__Written problem__. Output all of the entries below precisely as written.
--
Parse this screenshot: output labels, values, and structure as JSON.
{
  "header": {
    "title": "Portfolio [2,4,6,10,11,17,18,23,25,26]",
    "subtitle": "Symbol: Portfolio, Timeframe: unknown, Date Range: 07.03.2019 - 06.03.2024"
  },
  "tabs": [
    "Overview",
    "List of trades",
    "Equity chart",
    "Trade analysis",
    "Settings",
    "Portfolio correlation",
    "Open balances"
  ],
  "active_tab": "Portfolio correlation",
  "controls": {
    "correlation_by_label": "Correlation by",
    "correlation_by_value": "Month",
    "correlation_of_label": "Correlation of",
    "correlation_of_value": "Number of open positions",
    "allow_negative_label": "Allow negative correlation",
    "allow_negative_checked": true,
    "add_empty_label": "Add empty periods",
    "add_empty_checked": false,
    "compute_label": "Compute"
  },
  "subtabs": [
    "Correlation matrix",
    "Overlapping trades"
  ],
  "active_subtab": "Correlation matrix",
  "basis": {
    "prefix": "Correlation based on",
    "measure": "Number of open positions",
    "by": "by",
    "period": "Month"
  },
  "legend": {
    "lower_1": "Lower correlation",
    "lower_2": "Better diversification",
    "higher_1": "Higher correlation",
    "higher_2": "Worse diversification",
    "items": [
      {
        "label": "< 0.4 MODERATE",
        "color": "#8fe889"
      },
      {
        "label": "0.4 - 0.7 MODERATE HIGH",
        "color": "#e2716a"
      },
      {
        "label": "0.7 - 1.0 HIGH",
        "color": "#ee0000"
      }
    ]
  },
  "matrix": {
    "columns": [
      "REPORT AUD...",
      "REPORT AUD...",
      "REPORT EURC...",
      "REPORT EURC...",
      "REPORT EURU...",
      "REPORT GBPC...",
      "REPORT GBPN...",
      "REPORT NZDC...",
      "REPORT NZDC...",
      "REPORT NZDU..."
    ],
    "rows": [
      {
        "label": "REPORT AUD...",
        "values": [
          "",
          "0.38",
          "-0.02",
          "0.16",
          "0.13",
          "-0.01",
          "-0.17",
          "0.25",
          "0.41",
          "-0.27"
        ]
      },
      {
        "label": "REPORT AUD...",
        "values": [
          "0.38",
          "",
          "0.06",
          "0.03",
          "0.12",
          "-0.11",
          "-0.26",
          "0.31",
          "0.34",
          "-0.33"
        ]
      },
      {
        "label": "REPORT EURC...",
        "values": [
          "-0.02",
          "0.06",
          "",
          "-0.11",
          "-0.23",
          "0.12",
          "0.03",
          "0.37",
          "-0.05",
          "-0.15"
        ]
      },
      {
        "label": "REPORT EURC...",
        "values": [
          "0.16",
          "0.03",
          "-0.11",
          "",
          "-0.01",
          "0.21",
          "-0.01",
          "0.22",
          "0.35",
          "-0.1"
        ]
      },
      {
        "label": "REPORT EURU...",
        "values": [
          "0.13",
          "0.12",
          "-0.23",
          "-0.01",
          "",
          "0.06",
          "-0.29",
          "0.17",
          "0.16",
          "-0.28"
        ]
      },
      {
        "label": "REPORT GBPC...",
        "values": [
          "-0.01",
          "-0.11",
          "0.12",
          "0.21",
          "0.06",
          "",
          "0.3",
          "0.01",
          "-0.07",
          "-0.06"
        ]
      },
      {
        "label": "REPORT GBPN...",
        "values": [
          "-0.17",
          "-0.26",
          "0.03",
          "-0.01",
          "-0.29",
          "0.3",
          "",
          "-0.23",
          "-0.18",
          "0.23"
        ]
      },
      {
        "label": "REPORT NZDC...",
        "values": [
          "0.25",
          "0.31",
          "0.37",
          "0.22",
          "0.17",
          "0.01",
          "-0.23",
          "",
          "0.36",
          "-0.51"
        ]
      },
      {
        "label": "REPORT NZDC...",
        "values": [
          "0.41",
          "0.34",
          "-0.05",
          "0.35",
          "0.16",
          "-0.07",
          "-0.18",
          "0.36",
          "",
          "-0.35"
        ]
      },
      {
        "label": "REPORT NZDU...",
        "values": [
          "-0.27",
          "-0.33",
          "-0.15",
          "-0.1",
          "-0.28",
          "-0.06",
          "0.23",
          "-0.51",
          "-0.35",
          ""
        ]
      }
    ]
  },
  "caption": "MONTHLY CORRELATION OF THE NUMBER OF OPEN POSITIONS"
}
--
__Exercise result__.
Parse this screenshot: output labels, values, and structure as JSON.
{
  "header": {
    "title": "Portfolio [2,4,6,10,11,17,18,23,25,26]",
    "subtitle": "Symbol: Portfolio, Timeframe: unknown, Date Range: 07.03.2019 - 06.03.2024"
  },
  "tabs": [
    "Overview",
    "List of trades",
    "Equity chart",
    "Trade analysis",
    "Settings",
    "Portfolio correlation",
    "Open balances"
  ],
  "active_tab": "Portfolio correlation",
  "controls": {
    "correlation_by_label": "Correlation by",
    "correlation_by_value": "Month",
    "correlation_of_label": "Correlation of",
    "correlation_of_value": "Number of open positions",
    "allow_negative_label": "Allow negative correlation",
    "allow_negative_checked": true,
    "add_empty_label": "Add empty periods",
    "add_empty_checked": false,
    "compute_label": "Compute"
  },
  "subtabs": [
    "Correlation matrix",
    "Overlapping trades"
  ],
  "active_subtab": "Correlation matrix",
  "basis": {
    "prefix": "Correlation based on",
    "measure": "Number of open positions",
    "by": "by",
    "period": "Month"
  },
  "legend": {
    "lower_1": "Lower correlation",
    "lower_2": "Better diversification",
    "higher_1": "Higher correlation",
    "higher_2": "Worse diversification",
    "items": [
      {
        "label": "< 0.4 MODERATE",
        "color": "#8fe889"
      },
      {
        "label": "0.4 - 0.7 MODERATE HIGH",
        "color": "#e2716a"
      },
      {
        "label": "0.7 - 1.0 HIGH",
        "color": "#ee0000"
      }
    ]
  },
  "matrix": {
    "columns": [
      "REPORT AUD...",
      "REPORT AUD...",
      "REPORT EURC...",
      "REPORT EURC...",
      "REPORT EURU...",
      "REPORT GBPC...",
      "REPORT GBPN...",
      "REPORT NZDC...",
      "REPORT NZDC...",
      "REPORT NZDU..."
    ],
    "rows": [
      {
        "label": "REPORT AUD...",
        "values": [
          "",
          "0.38",
          "-0.02",
          "0.16",
          "0.13",
          "-0.01",
          "-0.17",
          "0.25",
          "0.41",
          "-0.27"
        ]
      },
      {
        "label": "REPORT AUD...",
        "values": [
          "0.38",
          "",
          "0.06",
          "0.03",
          "0.12",
          "-0.11",
          "-0.26",
          "0.31",
          "0.34",
          "-0.33"
        ]
      },
      {
        "label": "REPORT EURC...",
        "values": [
          "-0.02",
          "0.06",
          "",
          "-0.11",
          "-0.23",
          "0.12",
          "0.03",
          "0.37",
          "-0.05",
          "-0.15"
        ]
      },
      {
        "label": "REPORT EURC...",
        "values": [
          "0.16",
          "0.03",
          "-0.11",
          "",
          "-0.01",
          "0.21",
          "-0.01",
          "0.22",
          "0.35",
          "-0.1"
        ]
      },
      {
        "label": "REPORT EURU...",
        "values": [
          "0.13",
          "0.12",
          "-0.23",
          "-0.01",
          "",
          "0.06",
          "-0.29",
          "0.17",
          "0.16",
          "-0.28"
        ]
      },
      {
        "label": "REPORT GBPC...",
        "values": [
          "-0.01",
          "-0.11",
          "0.12",
          "0.21",
          "0.06",
          "",
          "0.3",
          "0.01",
          "-0.07",
          "-0.06"
        ]
      },
      {
        "label": "REPORT GBPN...",
        "values": [
          "-0.17",
          "-0.26",
          "0.03",
          "-0.01",
          "-0.29",
          "0.3",
          "",
          "-0.23",
          "-0.18",
          "0.23"
        ]
      },
      {
        "label": "REPORT NZDC...",
        "values": [
          "0.25",
          "0.31",
          "0.37",
          "0.22",
          "0.17",
          "0.01",
          "-0.23",
          "",
          "0.36",
          "-0.51"
        ]
      },
      {
        "label": "REPORT NZDC...",
        "values": [
          "0.41",
          "0.34",
          "-0.05",
          "0.35",
          "0.16",
          "-0.07",
          "-0.18",
          "0.36",
          "",
          "-0.35"
        ]
      },
      {
        "label": "REPORT NZDU...",
        "values": [
          "-0.27",
          "-0.33",
          "-0.15",
          "-0.1",
          "-0.28",
          "-0.06",
          "0.23",
          "-0.51",
          "-0.35",
          ""
        ]
      }
    ]
  },
  "caption": "MONTHLY CORRELATION OF THE NUMBER OF OPEN POSITIONS"
}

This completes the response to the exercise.